## Task to complete
Write every record out again exactly, and keep images out of it.

## Working data

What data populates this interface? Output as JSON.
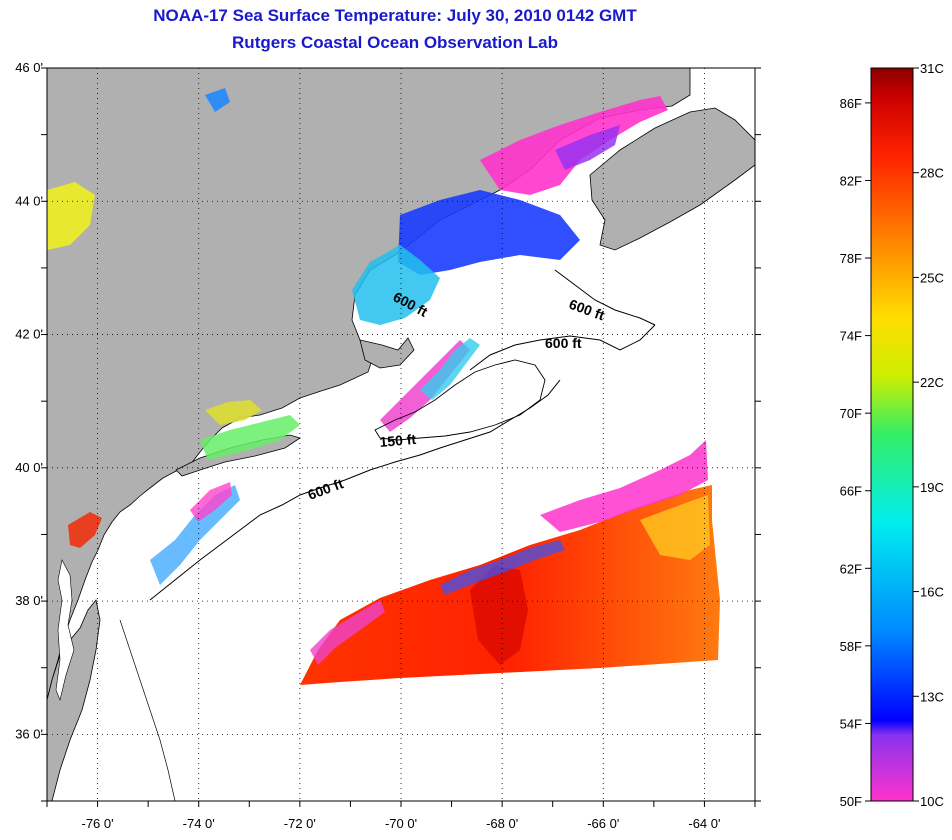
{
  "header": {
    "title": "NOAA-17 Sea Surface Temperature:  July 30, 2010 0142 GMT",
    "subtitle": "Rutgers Coastal Ocean Observation Lab"
  },
  "map": {
    "lat_labels": [
      "46 0'",
      "44 0'",
      "42 0'",
      "40 0'",
      "38 0'",
      "36 0'"
    ],
    "lon_labels": [
      "-76 0'",
      "-74 0'",
      "-72 0'",
      "-70 0'",
      "-68 0'",
      "-66 0'",
      "-64 0'"
    ],
    "lat_range": [
      35,
      46
    ],
    "lon_range": [
      -77,
      -63
    ],
    "land_color": "#b0b0b0",
    "ocean_color": "#ffffff",
    "contour_labels": {
      "c1": "600 ft",
      "c2": "600 ft",
      "c3": "600 ft",
      "c4": "150 ft",
      "c5": "600 ft"
    }
  },
  "colorbar": {
    "f_labels": [
      "86F",
      "82F",
      "78F",
      "74F",
      "70F",
      "66F",
      "62F",
      "58F",
      "54F",
      "50F"
    ],
    "c_labels": [
      "31C",
      "28C",
      "25C",
      "22C",
      "19C",
      "16C",
      "13C",
      "10C"
    ],
    "colors": [
      "#ff33cc",
      "#8833ee",
      "#0000ff",
      "#0088ff",
      "#00eeee",
      "#33ee66",
      "#ccee00",
      "#ffdd00",
      "#ff8800",
      "#ff2200",
      "#cc0000",
      "#880000"
    ]
  }
}
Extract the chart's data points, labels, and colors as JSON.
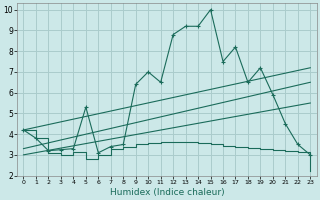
{
  "xlabel": "Humidex (Indice chaleur)",
  "bg_color": "#cce8e8",
  "grid_color": "#aacccc",
  "line_color": "#1a6b5a",
  "xlim": [
    -0.5,
    23.5
  ],
  "ylim": [
    2,
    10.3
  ],
  "yticks": [
    2,
    3,
    4,
    5,
    6,
    7,
    8,
    9,
    10
  ],
  "xticks": [
    0,
    1,
    2,
    3,
    4,
    5,
    6,
    7,
    8,
    9,
    10,
    11,
    12,
    13,
    14,
    15,
    16,
    17,
    18,
    19,
    20,
    21,
    22,
    23
  ],
  "line_main": [
    [
      0,
      4.2
    ],
    [
      1,
      3.8
    ],
    [
      2,
      3.2
    ],
    [
      3,
      3.25
    ],
    [
      4,
      3.3
    ],
    [
      5,
      5.3
    ],
    [
      6,
      3.1
    ],
    [
      7,
      3.4
    ],
    [
      8,
      3.5
    ],
    [
      9,
      6.4
    ],
    [
      10,
      7.0
    ],
    [
      11,
      6.5
    ],
    [
      12,
      8.8
    ],
    [
      13,
      9.2
    ],
    [
      14,
      9.2
    ],
    [
      15,
      10.0
    ],
    [
      16,
      7.5
    ],
    [
      17,
      8.2
    ],
    [
      18,
      6.5
    ],
    [
      19,
      7.2
    ],
    [
      20,
      5.9
    ],
    [
      21,
      4.5
    ],
    [
      22,
      3.5
    ],
    [
      23,
      3.0
    ]
  ],
  "line_lower_jagged": [
    [
      0,
      4.2
    ],
    [
      1,
      3.8
    ],
    [
      2,
      3.1
    ],
    [
      3,
      3.0
    ],
    [
      4,
      3.15
    ],
    [
      5,
      2.8
    ],
    [
      6,
      3.0
    ],
    [
      7,
      3.3
    ],
    [
      8,
      3.4
    ],
    [
      9,
      3.5
    ],
    [
      10,
      3.55
    ],
    [
      11,
      3.6
    ],
    [
      12,
      3.6
    ],
    [
      13,
      3.6
    ],
    [
      14,
      3.55
    ],
    [
      15,
      3.5
    ],
    [
      16,
      3.45
    ],
    [
      17,
      3.4
    ],
    [
      18,
      3.35
    ],
    [
      19,
      3.3
    ],
    [
      20,
      3.25
    ],
    [
      21,
      3.2
    ],
    [
      22,
      3.15
    ],
    [
      23,
      2.2
    ]
  ],
  "line_trend_upper": [
    [
      0,
      4.2
    ],
    [
      23,
      7.2
    ]
  ],
  "line_trend_mid": [
    [
      0,
      3.3
    ],
    [
      23,
      6.5
    ]
  ],
  "line_trend_lower": [
    [
      0,
      3.0
    ],
    [
      23,
      5.5
    ]
  ]
}
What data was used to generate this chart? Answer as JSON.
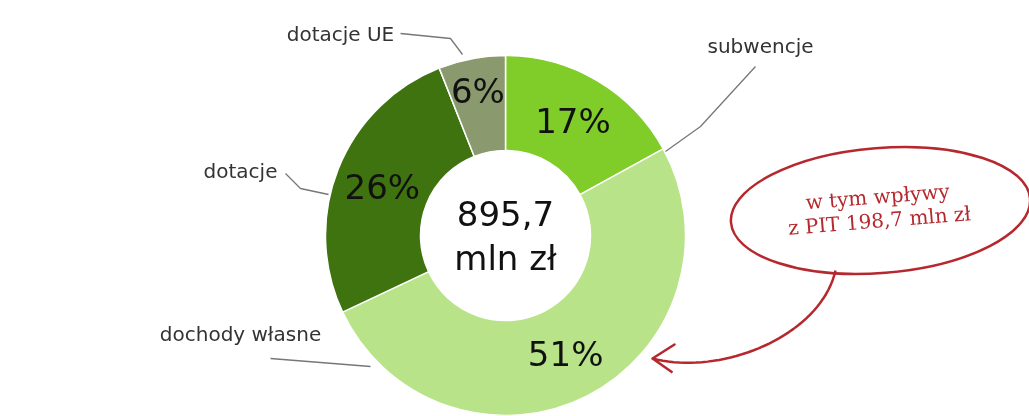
{
  "chart_data": {
    "type": "donut",
    "categories": [
      "subwencje",
      "dochody własne",
      "dotacje",
      "dotacje UE"
    ],
    "values": [
      17,
      51,
      26,
      6
    ],
    "colors": [
      "#80cc28",
      "#b8e389",
      "#3f730f",
      "#8b9a6e"
    ],
    "value_labels": [
      "17%",
      "51%",
      "26%",
      "6%"
    ],
    "annotations": [
      "895,7\nmln zł",
      "w tym wpływy\nz PIT 198,7 mln zł"
    ]
  }
}
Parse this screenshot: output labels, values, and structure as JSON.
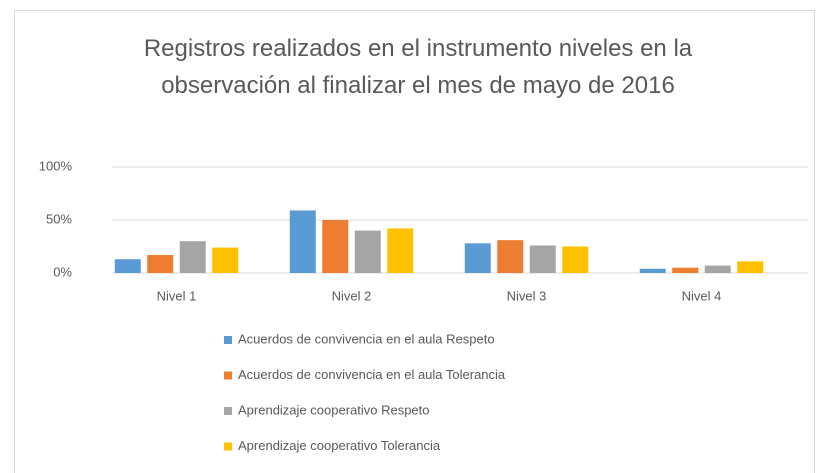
{
  "chart_data": {
    "type": "bar",
    "title": "Registros realizados en el instrumento niveles en la observación al finalizar el mes de mayo de 2016",
    "categories": [
      "Nivel 1",
      "Nivel 2",
      "Nivel 3",
      "Nivel 4"
    ],
    "series": [
      {
        "name": "Acuerdos de convivencia en el aula Respeto",
        "color": "#5b9bd5",
        "values": [
          13,
          59,
          28,
          4
        ]
      },
      {
        "name": "Acuerdos de convivencia en el aula Tolerancia",
        "color": "#ed7d31",
        "values": [
          17,
          50,
          31,
          5
        ]
      },
      {
        "name": "Aprendizaje cooperativo Respeto",
        "color": "#a5a5a5",
        "values": [
          30,
          40,
          26,
          7
        ]
      },
      {
        "name": "Aprendizaje cooperativo Tolerancia",
        "color": "#ffc000",
        "values": [
          24,
          42,
          25,
          11
        ]
      }
    ],
    "ylim": [
      0,
      100
    ],
    "yticks": [
      {
        "value": 0,
        "label": "0%"
      },
      {
        "value": 50,
        "label": "50%"
      },
      {
        "value": 100,
        "label": "100%"
      }
    ],
    "grid": true
  }
}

## The reply
What data populates this interface? Output as JSON.
{
  "header": {
    "title": "NOAA-17 Sea Surface Temperature:  July 30, 2010 0142 GMT",
    "subtitle": "Rutgers Coastal Ocean Observation Lab"
  },
  "map": {
    "lat_labels": [
      "46 0'",
      "44 0'",
      "42 0'",
      "40 0'",
      "38 0'",
      "36 0'"
    ],
    "lon_labels": [
      "-76 0'",
      "-74 0'",
      "-72 0'",
      "-70 0'",
      "-68 0'",
      "-66 0'",
      "-64 0'"
    ],
    "lat_range": [
      35,
      46
    ],
    "lon_range": [
      -77,
      -63
    ],
    "land_color": "#b0b0b0",
    "ocean_color": "#ffffff",
    "contour_labels": {
      "c1": "600 ft",
      "c2": "600 ft",
      "c3": "600 ft",
      "c4": "150 ft",
      "c5": "600 ft"
    }
  },
  "colorbar": {
    "f_labels": [
      "86F",
      "82F",
      "78F",
      "74F",
      "70F",
      "66F",
      "62F",
      "58F",
      "54F",
      "50F"
    ],
    "c_labels": [
      "31C",
      "28C",
      "25C",
      "22C",
      "19C",
      "16C",
      "13C",
      "10C"
    ],
    "colors": [
      "#ff33cc",
      "#8833ee",
      "#0000ff",
      "#0088ff",
      "#00eeee",
      "#33ee66",
      "#ccee00",
      "#ffdd00",
      "#ff8800",
      "#ff2200",
      "#cc0000",
      "#880000"
    ]
  }
}
Extract the chart's data points, labels, and colors as JSON.
{
  "xlabel": "Humidex (Indice chaleur)",
  "bg_color": "#cce8e8",
  "grid_color": "#aacccc",
  "line_color": "#1a6b5a",
  "xlim": [
    -0.5,
    23.5
  ],
  "ylim": [
    2,
    10.3
  ],
  "yticks": [
    2,
    3,
    4,
    5,
    6,
    7,
    8,
    9,
    10
  ],
  "xticks": [
    0,
    1,
    2,
    3,
    4,
    5,
    6,
    7,
    8,
    9,
    10,
    11,
    12,
    13,
    14,
    15,
    16,
    17,
    18,
    19,
    20,
    21,
    22,
    23
  ],
  "line_main": [
    [
      0,
      4.2
    ],
    [
      1,
      3.8
    ],
    [
      2,
      3.2
    ],
    [
      3,
      3.25
    ],
    [
      4,
      3.3
    ],
    [
      5,
      5.3
    ],
    [
      6,
      3.1
    ],
    [
      7,
      3.4
    ],
    [
      8,
      3.5
    ],
    [
      9,
      6.4
    ],
    [
      10,
      7.0
    ],
    [
      11,
      6.5
    ],
    [
      12,
      8.8
    ],
    [
      13,
      9.2
    ],
    [
      14,
      9.2
    ],
    [
      15,
      10.0
    ],
    [
      16,
      7.5
    ],
    [
      17,
      8.2
    ],
    [
      18,
      6.5
    ],
    [
      19,
      7.2
    ],
    [
      20,
      5.9
    ],
    [
      21,
      4.5
    ],
    [
      22,
      3.5
    ],
    [
      23,
      3.0
    ]
  ],
  "line_lower_jagged": [
    [
      0,
      4.2
    ],
    [
      1,
      3.8
    ],
    [
      2,
      3.1
    ],
    [
      3,
      3.0
    ],
    [
      4,
      3.15
    ],
    [
      5,
      2.8
    ],
    [
      6,
      3.0
    ],
    [
      7,
      3.3
    ],
    [
      8,
      3.4
    ],
    [
      9,
      3.5
    ],
    [
      10,
      3.55
    ],
    [
      11,
      3.6
    ],
    [
      12,
      3.6
    ],
    [
      13,
      3.6
    ],
    [
      14,
      3.55
    ],
    [
      15,
      3.5
    ],
    [
      16,
      3.45
    ],
    [
      17,
      3.4
    ],
    [
      18,
      3.35
    ],
    [
      19,
      3.3
    ],
    [
      20,
      3.25
    ],
    [
      21,
      3.2
    ],
    [
      22,
      3.15
    ],
    [
      23,
      2.2
    ]
  ],
  "line_trend_upper": [
    [
      0,
      4.2
    ],
    [
      23,
      7.2
    ]
  ],
  "line_trend_mid": [
    [
      0,
      3.3
    ],
    [
      23,
      6.5
    ]
  ],
  "line_trend_lower": [
    [
      0,
      3.0
    ],
    [
      23,
      5.5
    ]
  ]
}
What data was used to generate this chart? Answer as JSON.
{
  "chart_data": {
    "type": "donut",
    "categories": [
      "subwencje",
      "dochody własne",
      "dotacje",
      "dotacje UE"
    ],
    "values": [
      17,
      51,
      26,
      6
    ],
    "colors": [
      "#80cc28",
      "#b8e389",
      "#3f730f",
      "#8b9a6e"
    ],
    "value_labels": [
      "17%",
      "51%",
      "26%",
      "6%"
    ],
    "annotations": [
      "895,7\nmln zł",
      "w tym wpływy\nz PIT 198,7 mln zł"
    ]
  }
}
Parse this screenshot: output labels, values, and structure as JSON.
{
  "chart_data": {
    "type": "bar",
    "title": "Registros realizados en el instrumento niveles en la observación al finalizar el mes de mayo de 2016",
    "categories": [
      "Nivel 1",
      "Nivel 2",
      "Nivel 3",
      "Nivel 4"
    ],
    "series": [
      {
        "name": "Acuerdos de convivencia en el aula Respeto",
        "color": "#5b9bd5",
        "values": [
          13,
          59,
          28,
          4
        ]
      },
      {
        "name": "Acuerdos de convivencia en el aula Tolerancia",
        "color": "#ed7d31",
        "values": [
          17,
          50,
          31,
          5
        ]
      },
      {
        "name": "Aprendizaje cooperativo Respeto",
        "color": "#a5a5a5",
        "values": [
          30,
          40,
          26,
          7
        ]
      },
      {
        "name": "Aprendizaje cooperativo Tolerancia",
        "color": "#ffc000",
        "values": [
          24,
          42,
          25,
          11
        ]
      }
    ],
    "ylim": [
      0,
      100
    ],
    "yticks": [
      {
        "value": 0,
        "label": "0%"
      },
      {
        "value": 50,
        "label": "50%"
      },
      {
        "value": 100,
        "label": "100%"
      }
    ],
    "grid": true
  }
}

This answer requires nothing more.